[Collection entries]
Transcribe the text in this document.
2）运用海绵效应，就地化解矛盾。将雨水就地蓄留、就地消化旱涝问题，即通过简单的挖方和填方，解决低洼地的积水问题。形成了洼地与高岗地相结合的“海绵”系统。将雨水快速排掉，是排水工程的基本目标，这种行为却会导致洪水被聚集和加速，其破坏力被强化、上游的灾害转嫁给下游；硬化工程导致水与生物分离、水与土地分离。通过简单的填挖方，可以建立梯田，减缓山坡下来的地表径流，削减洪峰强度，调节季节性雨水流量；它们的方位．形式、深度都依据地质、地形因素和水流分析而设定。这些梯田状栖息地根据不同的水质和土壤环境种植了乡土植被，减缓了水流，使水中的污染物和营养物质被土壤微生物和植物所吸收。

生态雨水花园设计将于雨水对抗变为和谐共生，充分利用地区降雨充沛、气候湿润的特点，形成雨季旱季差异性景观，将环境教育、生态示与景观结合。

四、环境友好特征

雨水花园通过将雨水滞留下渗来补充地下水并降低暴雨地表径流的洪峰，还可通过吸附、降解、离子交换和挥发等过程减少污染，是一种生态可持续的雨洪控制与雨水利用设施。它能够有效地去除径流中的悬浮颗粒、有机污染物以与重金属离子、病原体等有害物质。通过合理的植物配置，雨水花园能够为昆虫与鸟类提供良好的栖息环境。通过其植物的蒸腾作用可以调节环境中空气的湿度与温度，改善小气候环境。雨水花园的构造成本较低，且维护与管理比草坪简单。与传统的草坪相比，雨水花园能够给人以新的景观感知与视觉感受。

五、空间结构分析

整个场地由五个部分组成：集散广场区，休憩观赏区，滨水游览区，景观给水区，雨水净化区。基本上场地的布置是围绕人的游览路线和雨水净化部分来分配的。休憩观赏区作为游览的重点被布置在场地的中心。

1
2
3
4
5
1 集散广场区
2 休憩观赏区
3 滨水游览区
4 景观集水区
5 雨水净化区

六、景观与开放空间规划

• [PROBLEM REQUIREMENTS]
Take the listing above and set it down exactly.

• [WRITTEN RESPONSE]
Transcribe the text in this document.
2）运用海绵效应，就地化解矛盾。将雨水就地蓄留、就地消化旱涝问题，即通过简单的挖方和填方，解决低洼地的积水问题。形成了洼地与高岗地相结合的“海绵”系统。将雨水快速排掉，是排水工程的基本目标，这种行为却会导致洪水被聚集和加速，其破坏力被强化、上游的灾害转嫁给下游；硬化工程导致水与生物分离、水与土地分离。通过简单的填挖方，可以建立梯田，减缓山坡下来的地表径流，削减洪峰强度，调节季节性雨水流量；它们的方位．形式、深度都依据地质、地形因素和水流分析而设定。这些梯田状栖息地根据不同的水质和土壤环境种植了乡土植被，减缓了水流，使水中的污染物和营养物质被土壤微生物和植物所吸收。

生态雨水花园设计将于雨水对抗变为和谐共生，充分利用地区降雨充沛、气候湿润的特点，形成雨季旱季差异性景观，将环境教育、生态示与景观结合。

四、环境友好特征

雨水花园通过将雨水滞留下渗来补充地下水并降低暴雨地表径流的洪峰，还可通过吸附、降解、离子交换和挥发等过程减少污染，是一种生态可持续的雨洪控制与雨水利用设施。它能够有效地去除径流中的悬浮颗粒、有机污染物以与重金属离子、病原体等有害物质。通过合理的植物配置，雨水花园能够为昆虫与鸟类提供良好的栖息环境。通过其植物的蒸腾作用可以调节环境中空气的湿度与温度，改善小气候环境。雨水花园的构造成本较低，且维护与管理比草坪简单。与传统的草坪相比，雨水花园能够给人以新的景观感知与视觉感受。

五、空间结构分析

整个场地由五个部分组成：集散广场区，休憩观赏区，滨水游览区，景观给水区，雨水净化区。基本上场地的布置是围绕人的游览路线和雨水净化部分来分配的。休憩观赏区作为游览的重点被布置在场地的中心。

1
2
3
4
5
1 集散广场区
2 休憩观赏区
3 滨水游览区
4 景观集水区
5 雨水净化区

六、景观与开放空间规划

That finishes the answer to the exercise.